■ To do:
Only the lines from the one containing "Read out every word on this page." through the end of the data below should be copied, each exactly as written and with both ends kept.

■ Records supplied:

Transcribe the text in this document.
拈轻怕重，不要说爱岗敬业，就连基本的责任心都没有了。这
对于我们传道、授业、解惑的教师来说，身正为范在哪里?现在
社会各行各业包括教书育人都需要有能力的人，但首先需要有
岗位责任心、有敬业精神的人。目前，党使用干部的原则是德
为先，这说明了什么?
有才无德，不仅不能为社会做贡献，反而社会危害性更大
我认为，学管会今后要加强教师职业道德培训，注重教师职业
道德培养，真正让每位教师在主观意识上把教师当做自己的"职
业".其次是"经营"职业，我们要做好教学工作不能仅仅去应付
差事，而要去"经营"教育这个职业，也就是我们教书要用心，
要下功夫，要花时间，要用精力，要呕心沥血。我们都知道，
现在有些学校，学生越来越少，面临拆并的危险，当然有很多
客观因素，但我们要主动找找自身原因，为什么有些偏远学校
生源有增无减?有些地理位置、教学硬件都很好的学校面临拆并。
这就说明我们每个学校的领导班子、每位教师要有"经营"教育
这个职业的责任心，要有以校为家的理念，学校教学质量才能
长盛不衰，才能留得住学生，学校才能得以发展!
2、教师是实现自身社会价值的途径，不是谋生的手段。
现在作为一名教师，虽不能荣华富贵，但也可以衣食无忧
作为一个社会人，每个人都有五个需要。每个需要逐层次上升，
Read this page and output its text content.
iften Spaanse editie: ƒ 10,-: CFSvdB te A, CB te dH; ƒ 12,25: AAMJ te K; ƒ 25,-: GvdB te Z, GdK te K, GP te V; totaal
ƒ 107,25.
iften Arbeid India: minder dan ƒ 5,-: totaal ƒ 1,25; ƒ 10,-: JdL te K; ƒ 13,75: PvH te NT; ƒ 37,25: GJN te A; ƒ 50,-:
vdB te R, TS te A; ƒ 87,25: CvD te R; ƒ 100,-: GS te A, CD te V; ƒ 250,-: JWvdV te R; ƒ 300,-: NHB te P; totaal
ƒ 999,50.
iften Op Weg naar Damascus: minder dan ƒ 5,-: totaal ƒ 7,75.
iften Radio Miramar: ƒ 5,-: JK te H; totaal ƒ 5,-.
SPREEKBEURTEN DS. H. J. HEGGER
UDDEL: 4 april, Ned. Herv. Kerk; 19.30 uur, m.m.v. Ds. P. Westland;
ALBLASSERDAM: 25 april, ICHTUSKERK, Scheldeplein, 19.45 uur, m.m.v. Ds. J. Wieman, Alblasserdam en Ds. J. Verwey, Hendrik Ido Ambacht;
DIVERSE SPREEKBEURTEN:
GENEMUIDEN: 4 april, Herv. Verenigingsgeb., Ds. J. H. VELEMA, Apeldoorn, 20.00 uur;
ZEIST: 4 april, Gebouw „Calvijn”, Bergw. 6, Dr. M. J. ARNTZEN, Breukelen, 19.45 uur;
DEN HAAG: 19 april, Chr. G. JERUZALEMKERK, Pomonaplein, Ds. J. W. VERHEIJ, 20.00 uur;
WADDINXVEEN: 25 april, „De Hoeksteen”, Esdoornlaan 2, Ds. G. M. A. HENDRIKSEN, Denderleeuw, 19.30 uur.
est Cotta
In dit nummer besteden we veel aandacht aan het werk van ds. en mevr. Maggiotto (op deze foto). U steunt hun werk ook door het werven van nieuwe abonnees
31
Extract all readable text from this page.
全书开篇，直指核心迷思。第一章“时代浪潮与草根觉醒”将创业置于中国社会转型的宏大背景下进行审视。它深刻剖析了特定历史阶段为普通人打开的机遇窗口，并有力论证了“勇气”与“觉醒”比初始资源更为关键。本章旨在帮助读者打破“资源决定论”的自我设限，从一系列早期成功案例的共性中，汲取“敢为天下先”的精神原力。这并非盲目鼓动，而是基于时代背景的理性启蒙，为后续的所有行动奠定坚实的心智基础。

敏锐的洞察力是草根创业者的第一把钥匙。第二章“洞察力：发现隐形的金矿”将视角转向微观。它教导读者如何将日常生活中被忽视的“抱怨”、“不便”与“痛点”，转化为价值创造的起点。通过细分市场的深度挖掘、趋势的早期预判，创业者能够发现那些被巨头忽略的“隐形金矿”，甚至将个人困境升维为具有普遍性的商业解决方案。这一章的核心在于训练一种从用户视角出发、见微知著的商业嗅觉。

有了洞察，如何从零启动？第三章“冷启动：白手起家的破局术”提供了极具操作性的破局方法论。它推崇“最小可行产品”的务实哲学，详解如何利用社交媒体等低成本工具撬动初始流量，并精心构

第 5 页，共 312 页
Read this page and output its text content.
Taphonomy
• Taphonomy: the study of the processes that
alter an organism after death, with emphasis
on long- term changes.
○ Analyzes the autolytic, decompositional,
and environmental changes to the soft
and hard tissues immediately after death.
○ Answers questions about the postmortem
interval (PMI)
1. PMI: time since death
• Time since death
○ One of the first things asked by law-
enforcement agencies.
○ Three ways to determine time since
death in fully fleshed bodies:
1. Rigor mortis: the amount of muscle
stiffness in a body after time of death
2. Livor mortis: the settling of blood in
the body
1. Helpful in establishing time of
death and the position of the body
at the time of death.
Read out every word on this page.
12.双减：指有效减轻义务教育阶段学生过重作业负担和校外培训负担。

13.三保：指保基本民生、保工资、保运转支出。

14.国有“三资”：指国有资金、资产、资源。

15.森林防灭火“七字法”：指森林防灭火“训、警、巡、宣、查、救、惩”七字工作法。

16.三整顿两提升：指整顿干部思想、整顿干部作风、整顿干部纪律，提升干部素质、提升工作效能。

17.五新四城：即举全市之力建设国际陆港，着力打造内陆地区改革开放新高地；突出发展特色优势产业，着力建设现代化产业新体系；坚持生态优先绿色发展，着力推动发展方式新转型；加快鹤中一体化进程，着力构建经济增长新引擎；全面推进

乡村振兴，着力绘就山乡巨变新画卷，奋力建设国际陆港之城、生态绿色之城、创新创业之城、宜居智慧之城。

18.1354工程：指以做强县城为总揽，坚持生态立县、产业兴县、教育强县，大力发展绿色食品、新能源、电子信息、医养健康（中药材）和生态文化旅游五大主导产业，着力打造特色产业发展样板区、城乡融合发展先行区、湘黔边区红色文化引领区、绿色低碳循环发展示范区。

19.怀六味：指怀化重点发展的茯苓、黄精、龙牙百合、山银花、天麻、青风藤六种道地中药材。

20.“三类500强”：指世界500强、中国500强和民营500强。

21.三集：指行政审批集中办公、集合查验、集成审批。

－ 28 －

■ Written response:
Read out every word on this page.
12.双减：指有效减轻义务教育阶段学生过重作业负担和校外培训负担。

13.三保：指保基本民生、保工资、保运转支出。

14.国有“三资”：指国有资金、资产、资源。

15.森林防灭火“七字法”：指森林防灭火“训、警、巡、宣、查、救、惩”七字工作法。

16.三整顿两提升：指整顿干部思想、整顿干部作风、整顿干部纪律，提升干部素质、提升工作效能。

17.五新四城：即举全市之力建设国际陆港，着力打造内陆地区改革开放新高地；突出发展特色优势产业，着力建设现代化产业新体系；坚持生态优先绿色发展，着力推动发展方式新转型；加快鹤中一体化进程，着力构建经济增长新引擎；全面推进

乡村振兴，着力绘就山乡巨变新画卷，奋力建设国际陆港之城、生态绿色之城、创新创业之城、宜居智慧之城。

18.1354工程：指以做强县城为总揽，坚持生态立县、产业兴县、教育强县，大力发展绿色食品、新能源、电子信息、医养健康（中药材）和生态文化旅游五大主导产业，着力打造特色产业发展样板区、城乡融合发展先行区、湘黔边区红色文化引领区、绿色低碳循环发展示范区。

19.怀六味：指怀化重点发展的茯苓、黄精、龙牙百合、山银花、天麻、青风藤六种道地中药材。

20.“三类500强”：指世界500强、中国500强和民营500强。

21.三集：指行政审批集中办公、集合查验、集成审批。

－ 28 －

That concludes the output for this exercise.